[START Data listing]

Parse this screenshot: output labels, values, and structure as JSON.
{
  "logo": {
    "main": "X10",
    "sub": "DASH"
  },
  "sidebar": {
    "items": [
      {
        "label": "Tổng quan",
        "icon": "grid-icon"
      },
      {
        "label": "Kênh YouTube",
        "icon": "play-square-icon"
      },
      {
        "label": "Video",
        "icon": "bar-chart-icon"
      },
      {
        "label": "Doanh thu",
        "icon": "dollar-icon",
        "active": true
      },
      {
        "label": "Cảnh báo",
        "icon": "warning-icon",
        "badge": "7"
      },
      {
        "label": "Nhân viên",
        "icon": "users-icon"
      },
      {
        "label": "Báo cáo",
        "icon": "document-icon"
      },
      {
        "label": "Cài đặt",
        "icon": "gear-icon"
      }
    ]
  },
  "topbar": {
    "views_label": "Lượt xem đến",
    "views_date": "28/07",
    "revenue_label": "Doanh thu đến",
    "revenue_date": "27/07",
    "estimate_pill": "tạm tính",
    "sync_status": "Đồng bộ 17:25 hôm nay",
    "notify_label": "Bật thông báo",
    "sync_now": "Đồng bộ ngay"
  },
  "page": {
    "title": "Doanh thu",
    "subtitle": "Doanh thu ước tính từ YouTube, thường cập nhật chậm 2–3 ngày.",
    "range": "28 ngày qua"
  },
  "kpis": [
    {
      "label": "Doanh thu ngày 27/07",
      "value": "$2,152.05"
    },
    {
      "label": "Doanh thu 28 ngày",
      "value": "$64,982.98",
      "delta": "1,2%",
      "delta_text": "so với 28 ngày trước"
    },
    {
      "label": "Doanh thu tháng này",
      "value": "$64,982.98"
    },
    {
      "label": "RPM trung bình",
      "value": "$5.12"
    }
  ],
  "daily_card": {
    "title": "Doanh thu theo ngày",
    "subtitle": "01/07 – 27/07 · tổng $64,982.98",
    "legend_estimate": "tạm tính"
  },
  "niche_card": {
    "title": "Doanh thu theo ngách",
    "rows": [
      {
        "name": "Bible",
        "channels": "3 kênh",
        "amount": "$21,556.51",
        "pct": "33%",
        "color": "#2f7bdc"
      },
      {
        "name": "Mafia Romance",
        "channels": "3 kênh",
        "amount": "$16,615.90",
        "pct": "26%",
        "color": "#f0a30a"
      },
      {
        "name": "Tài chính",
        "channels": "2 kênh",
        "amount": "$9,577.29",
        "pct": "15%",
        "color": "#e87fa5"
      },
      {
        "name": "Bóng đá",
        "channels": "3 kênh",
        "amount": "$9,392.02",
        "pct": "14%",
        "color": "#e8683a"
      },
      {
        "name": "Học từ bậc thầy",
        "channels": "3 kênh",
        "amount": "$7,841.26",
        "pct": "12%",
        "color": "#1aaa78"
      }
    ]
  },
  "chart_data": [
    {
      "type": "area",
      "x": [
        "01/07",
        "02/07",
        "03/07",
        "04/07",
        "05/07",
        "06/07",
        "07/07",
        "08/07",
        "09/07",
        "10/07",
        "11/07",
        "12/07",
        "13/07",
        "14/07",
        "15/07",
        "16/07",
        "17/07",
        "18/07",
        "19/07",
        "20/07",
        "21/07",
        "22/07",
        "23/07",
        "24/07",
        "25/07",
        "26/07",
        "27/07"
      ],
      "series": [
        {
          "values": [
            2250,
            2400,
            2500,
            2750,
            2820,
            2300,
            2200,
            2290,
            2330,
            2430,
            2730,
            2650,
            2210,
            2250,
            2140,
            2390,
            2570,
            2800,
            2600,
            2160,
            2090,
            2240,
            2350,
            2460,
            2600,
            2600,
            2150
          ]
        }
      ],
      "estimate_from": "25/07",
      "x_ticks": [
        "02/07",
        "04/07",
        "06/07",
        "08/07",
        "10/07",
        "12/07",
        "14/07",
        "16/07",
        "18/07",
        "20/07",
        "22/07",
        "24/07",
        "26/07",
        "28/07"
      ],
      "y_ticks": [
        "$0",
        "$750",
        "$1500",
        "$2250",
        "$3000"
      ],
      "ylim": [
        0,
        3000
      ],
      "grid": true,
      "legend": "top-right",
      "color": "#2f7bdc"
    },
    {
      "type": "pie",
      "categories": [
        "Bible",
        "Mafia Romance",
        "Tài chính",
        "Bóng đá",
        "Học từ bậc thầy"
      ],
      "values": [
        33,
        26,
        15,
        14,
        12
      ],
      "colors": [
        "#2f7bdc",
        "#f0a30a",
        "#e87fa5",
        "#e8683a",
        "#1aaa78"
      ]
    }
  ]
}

[END Data listing]

• **Goal**: Return the entries above exactly, each one complete.

• **The output**:
Parse this screenshot: output labels, values, and structure as JSON.
{
  "logo": {
    "main": "X10",
    "sub": "DASH"
  },
  "sidebar": {
    "items": [
      {
        "label": "Tổng quan",
        "icon": "grid-icon"
      },
      {
        "label": "Kênh YouTube",
        "icon": "play-square-icon"
      },
      {
        "label": "Video",
        "icon": "bar-chart-icon"
      },
      {
        "label": "Doanh thu",
        "icon": "dollar-icon",
        "active": true
      },
      {
        "label": "Cảnh báo",
        "icon": "warning-icon",
        "badge": "7"
      },
      {
        "label": "Nhân viên",
        "icon": "users-icon"
      },
      {
        "label": "Báo cáo",
        "icon": "document-icon"
      },
      {
        "label": "Cài đặt",
        "icon": "gear-icon"
      }
    ]
  },
  "topbar": {
    "views_label": "Lượt xem đến",
    "views_date": "28/07",
    "revenue_label": "Doanh thu đến",
    "revenue_date": "27/07",
    "estimate_pill": "tạm tính",
    "sync_status": "Đồng bộ 17:25 hôm nay",
    "notify_label": "Bật thông báo",
    "sync_now": "Đồng bộ ngay"
  },
  "page": {
    "title": "Doanh thu",
    "subtitle": "Doanh thu ước tính từ YouTube, thường cập nhật chậm 2–3 ngày.",
    "range": "28 ngày qua"
  },
  "kpis": [
    {
      "label": "Doanh thu ngày 27/07",
      "value": "$2,152.05"
    },
    {
      "label": "Doanh thu 28 ngày",
      "value": "$64,982.98",
      "delta": "1,2%",
      "delta_text": "so với 28 ngày trước"
    },
    {
      "label": "Doanh thu tháng này",
      "value": "$64,982.98"
    },
    {
      "label": "RPM trung bình",
      "value": "$5.12"
    }
  ],
  "daily_card": {
    "title": "Doanh thu theo ngày",
    "subtitle": "01/07 – 27/07 · tổng $64,982.98",
    "legend_estimate": "tạm tính"
  },
  "niche_card": {
    "title": "Doanh thu theo ngách",
    "rows": [
      {
        "name": "Bible",
        "channels": "3 kênh",
        "amount": "$21,556.51",
        "pct": "33%",
        "color": "#2f7bdc"
      },
      {
        "name": "Mafia Romance",
        "channels": "3 kênh",
        "amount": "$16,615.90",
        "pct": "26%",
        "color": "#f0a30a"
      },
      {
        "name": "Tài chính",
        "channels": "2 kênh",
        "amount": "$9,577.29",
        "pct": "15%",
        "color": "#e87fa5"
      },
      {
        "name": "Bóng đá",
        "channels": "3 kênh",
        "amount": "$9,392.02",
        "pct": "14%",
        "color": "#e8683a"
      },
      {
        "name": "Học từ bậc thầy",
        "channels": "3 kênh",
        "amount": "$7,841.26",
        "pct": "12%",
        "color": "#1aaa78"
      }
    ]
  },
  "chart_data": [
    {
      "type": "area",
      "x": [
        "01/07",
        "02/07",
        "03/07",
        "04/07",
        "05/07",
        "06/07",
        "07/07",
        "08/07",
        "09/07",
        "10/07",
        "11/07",
        "12/07",
        "13/07",
        "14/07",
        "15/07",
        "16/07",
        "17/07",
        "18/07",
        "19/07",
        "20/07",
        "21/07",
        "22/07",
        "23/07",
        "24/07",
        "25/07",
        "26/07",
        "27/07"
      ],
      "series": [
        {
          "values": [
            2250,
            2400,
            2500,
            2750,
            2820,
            2300,
            2200,
            2290,
            2330,
            2430,
            2730,
            2650,
            2210,
            2250,
            2140,
            2390,
            2570,
            2800,
            2600,
            2160,
            2090,
            2240,
            2350,
            2460,
            2600,
            2600,
            2150
          ]
        }
      ],
      "estimate_from": "25/07",
      "x_ticks": [
        "02/07",
        "04/07",
        "06/07",
        "08/07",
        "10/07",
        "12/07",
        "14/07",
        "16/07",
        "18/07",
        "20/07",
        "22/07",
        "24/07",
        "26/07",
        "28/07"
      ],
      "y_ticks": [
        "$0",
        "$750",
        "$1500",
        "$2250",
        "$3000"
      ],
      "ylim": [
        0,
        3000
      ],
      "grid": true,
      "legend": "top-right",
      "color": "#2f7bdc"
    },
    {
      "type": "pie",
      "categories": [
        "Bible",
        "Mafia Romance",
        "Tài chính",
        "Bóng đá",
        "Học từ bậc thầy"
      ],
      "values": [
        33,
        26,
        15,
        14,
        12
      ],
      "colors": [
        "#2f7bdc",
        "#f0a30a",
        "#e87fa5",
        "#e8683a",
        "#1aaa78"
      ]
    }
  ]
}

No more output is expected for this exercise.